*Exercise details*
Copy all records verbatim.

*Input data*
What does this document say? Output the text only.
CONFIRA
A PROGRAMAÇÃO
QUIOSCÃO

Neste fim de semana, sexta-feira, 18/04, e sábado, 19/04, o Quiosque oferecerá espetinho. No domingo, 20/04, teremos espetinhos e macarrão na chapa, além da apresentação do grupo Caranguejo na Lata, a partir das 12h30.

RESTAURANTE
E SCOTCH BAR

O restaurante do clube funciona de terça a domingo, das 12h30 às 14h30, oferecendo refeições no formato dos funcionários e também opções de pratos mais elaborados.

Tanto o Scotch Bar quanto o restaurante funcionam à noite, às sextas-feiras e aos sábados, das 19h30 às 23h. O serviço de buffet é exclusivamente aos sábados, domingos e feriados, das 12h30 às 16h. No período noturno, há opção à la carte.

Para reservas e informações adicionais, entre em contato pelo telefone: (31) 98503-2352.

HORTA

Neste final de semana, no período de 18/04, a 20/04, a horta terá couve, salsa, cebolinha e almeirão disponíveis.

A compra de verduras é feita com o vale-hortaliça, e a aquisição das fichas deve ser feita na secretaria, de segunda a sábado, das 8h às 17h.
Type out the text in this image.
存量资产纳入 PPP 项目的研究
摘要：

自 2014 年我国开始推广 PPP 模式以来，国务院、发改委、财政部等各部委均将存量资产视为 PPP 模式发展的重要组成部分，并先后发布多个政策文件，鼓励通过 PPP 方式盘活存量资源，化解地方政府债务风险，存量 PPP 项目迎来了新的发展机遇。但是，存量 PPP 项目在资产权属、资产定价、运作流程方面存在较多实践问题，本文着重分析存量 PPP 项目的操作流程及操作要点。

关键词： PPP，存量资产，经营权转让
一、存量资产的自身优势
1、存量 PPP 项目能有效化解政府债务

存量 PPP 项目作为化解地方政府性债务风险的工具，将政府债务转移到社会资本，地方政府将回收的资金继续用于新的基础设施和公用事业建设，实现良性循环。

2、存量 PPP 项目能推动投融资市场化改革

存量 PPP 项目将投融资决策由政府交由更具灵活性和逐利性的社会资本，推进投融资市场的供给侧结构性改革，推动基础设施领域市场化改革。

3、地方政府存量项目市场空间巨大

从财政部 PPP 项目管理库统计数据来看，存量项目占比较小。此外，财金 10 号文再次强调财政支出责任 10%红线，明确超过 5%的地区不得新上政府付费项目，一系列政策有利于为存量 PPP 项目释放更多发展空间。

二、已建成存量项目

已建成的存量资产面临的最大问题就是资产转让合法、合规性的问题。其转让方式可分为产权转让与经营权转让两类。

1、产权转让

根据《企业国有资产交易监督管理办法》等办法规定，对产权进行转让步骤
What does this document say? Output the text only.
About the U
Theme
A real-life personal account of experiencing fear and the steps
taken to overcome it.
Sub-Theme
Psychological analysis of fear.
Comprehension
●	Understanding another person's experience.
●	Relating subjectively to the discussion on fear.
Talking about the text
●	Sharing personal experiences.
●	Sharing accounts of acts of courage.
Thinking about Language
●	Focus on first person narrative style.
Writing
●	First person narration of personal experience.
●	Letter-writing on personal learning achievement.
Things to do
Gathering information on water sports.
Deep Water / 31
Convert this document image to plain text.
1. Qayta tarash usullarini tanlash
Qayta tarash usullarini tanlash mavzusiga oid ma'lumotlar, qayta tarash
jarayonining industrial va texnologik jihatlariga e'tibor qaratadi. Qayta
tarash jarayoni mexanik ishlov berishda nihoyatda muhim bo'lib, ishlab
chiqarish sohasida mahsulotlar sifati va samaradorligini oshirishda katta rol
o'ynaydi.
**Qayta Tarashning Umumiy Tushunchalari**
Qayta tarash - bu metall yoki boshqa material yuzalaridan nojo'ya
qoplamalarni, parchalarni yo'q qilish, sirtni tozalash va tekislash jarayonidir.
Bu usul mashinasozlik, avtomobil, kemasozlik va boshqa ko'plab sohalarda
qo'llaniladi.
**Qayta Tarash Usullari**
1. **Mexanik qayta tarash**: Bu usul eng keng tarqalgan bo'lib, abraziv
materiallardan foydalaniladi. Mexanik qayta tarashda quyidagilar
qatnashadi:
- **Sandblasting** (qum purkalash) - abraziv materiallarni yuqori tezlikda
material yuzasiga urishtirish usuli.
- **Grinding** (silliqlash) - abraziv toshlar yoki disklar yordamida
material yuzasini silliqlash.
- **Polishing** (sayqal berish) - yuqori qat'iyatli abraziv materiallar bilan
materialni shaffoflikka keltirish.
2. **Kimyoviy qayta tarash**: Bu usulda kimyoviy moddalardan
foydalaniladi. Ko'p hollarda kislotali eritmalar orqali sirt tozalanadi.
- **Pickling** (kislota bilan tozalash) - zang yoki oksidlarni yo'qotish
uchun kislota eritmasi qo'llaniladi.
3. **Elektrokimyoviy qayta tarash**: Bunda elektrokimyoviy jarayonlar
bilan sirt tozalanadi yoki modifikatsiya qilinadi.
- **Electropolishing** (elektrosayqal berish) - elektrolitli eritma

*The reply*
What does this document say? Output the text only.
CONFIRA
A PROGRAMAÇÃO
QUIOSCÃO

Neste fim de semana, sexta-feira, 18/04, e sábado, 19/04, o Quiosque oferecerá espetinho. No domingo, 20/04, teremos espetinhos e macarrão na chapa, além da apresentação do grupo Caranguejo na Lata, a partir das 12h30.

RESTAURANTE
E SCOTCH BAR

O restaurante do clube funciona de terça a domingo, das 12h30 às 14h30, oferecendo refeições no formato dos funcionários e também opções de pratos mais elaborados.

Tanto o Scotch Bar quanto o restaurante funcionam à noite, às sextas-feiras e aos sábados, das 19h30 às 23h. O serviço de buffet é exclusivamente aos sábados, domingos e feriados, das 12h30 às 16h. No período noturno, há opção à la carte.

Para reservas e informações adicionais, entre em contato pelo telefone: (31) 98503-2352.

HORTA

Neste final de semana, no período de 18/04, a 20/04, a horta terá couve, salsa, cebolinha e almeirão disponíveis.

A compra de verduras é feita com o vale-hortaliça, e a aquisição das fichas deve ser feita na secretaria, de segunda a sábado, das 8h às 17h.
Type out the text in this image.
存量资产纳入 PPP 项目的研究
摘要：

自 2014 年我国开始推广 PPP 模式以来，国务院、发改委、财政部等各部委均将存量资产视为 PPP 模式发展的重要组成部分，并先后发布多个政策文件，鼓励通过 PPP 方式盘活存量资源，化解地方政府债务风险，存量 PPP 项目迎来了新的发展机遇。但是，存量 PPP 项目在资产权属、资产定价、运作流程方面存在较多实践问题，本文着重分析存量 PPP 项目的操作流程及操作要点。

关键词： PPP，存量资产，经营权转让
一、存量资产的自身优势
1、存量 PPP 项目能有效化解政府债务

存量 PPP 项目作为化解地方政府性债务风险的工具，将政府债务转移到社会资本，地方政府将回收的资金继续用于新的基础设施和公用事业建设，实现良性循环。

2、存量 PPP 项目能推动投融资市场化改革

存量 PPP 项目将投融资决策由政府交由更具灵活性和逐利性的社会资本，推进投融资市场的供给侧结构性改革，推动基础设施领域市场化改革。

3、地方政府存量项目市场空间巨大

从财政部 PPP 项目管理库统计数据来看，存量项目占比较小。此外，财金 10 号文再次强调财政支出责任 10%红线，明确超过 5%的地区不得新上政府付费项目，一系列政策有利于为存量 PPP 项目释放更多发展空间。

二、已建成存量项目

已建成的存量资产面临的最大问题就是资产转让合法、合规性的问题。其转让方式可分为产权转让与经营权转让两类。

1、产权转让

根据《企业国有资产交易监督管理办法》等办法规定，对产权进行转让步骤
What does this document say? Output the text only.
About the U
Theme
A real-life personal account of experiencing fear and the steps
taken to overcome it.
Sub-Theme
Psychological analysis of fear.
Comprehension
●	Understanding another person's experience.
●	Relating subjectively to the discussion on fear.
Talking about the text
●	Sharing personal experiences.
●	Sharing accounts of acts of courage.
Thinking about Language
●	Focus on first person narrative style.
Writing
●	First person narration of personal experience.
●	Letter-writing on personal learning achievement.
Things to do
Gathering information on water sports.
Deep Water / 31
Convert this document image to plain text.
1. Qayta tarash usullarini tanlash
Qayta tarash usullarini tanlash mavzusiga oid ma'lumotlar, qayta tarash
jarayonining industrial va texnologik jihatlariga e'tibor qaratadi. Qayta
tarash jarayoni mexanik ishlov berishda nihoyatda muhim bo'lib, ishlab
chiqarish sohasida mahsulotlar sifati va samaradorligini oshirishda katta rol
o'ynaydi.
**Qayta Tarashning Umumiy Tushunchalari**
Qayta tarash - bu metall yoki boshqa material yuzalaridan nojo'ya
qoplamalarni, parchalarni yo'q qilish, sirtni tozalash va tekislash jarayonidir.
Bu usul mashinasozlik, avtomobil, kemasozlik va boshqa ko'plab sohalarda
qo'llaniladi.
**Qayta Tarash Usullari**
1. **Mexanik qayta tarash**: Bu usul eng keng tarqalgan bo'lib, abraziv
materiallardan foydalaniladi. Mexanik qayta tarashda quyidagilar
qatnashadi:
- **Sandblasting** (qum purkalash) - abraziv materiallarni yuqori tezlikda
material yuzasiga urishtirish usuli.
- **Grinding** (silliqlash) - abraziv toshlar yoki disklar yordamida
material yuzasini silliqlash.
- **Polishing** (sayqal berish) - yuqori qat'iyatli abraziv materiallar bilan
materialni shaffoflikka keltirish.
2. **Kimyoviy qayta tarash**: Bu usulda kimyoviy moddalardan
foydalaniladi. Ko'p hollarda kislotali eritmalar orqali sirt tozalanadi.
- **Pickling** (kislota bilan tozalash) - zang yoki oksidlarni yo'qotish
uchun kislota eritmasi qo'llaniladi.
3. **Elektrokimyoviy qayta tarash**: Bunda elektrokimyoviy jarayonlar
bilan sirt tozalanadi yoki modifikatsiya qilinadi.
- **Electropolishing** (elektrosayqal berish) - elektrolitli eritma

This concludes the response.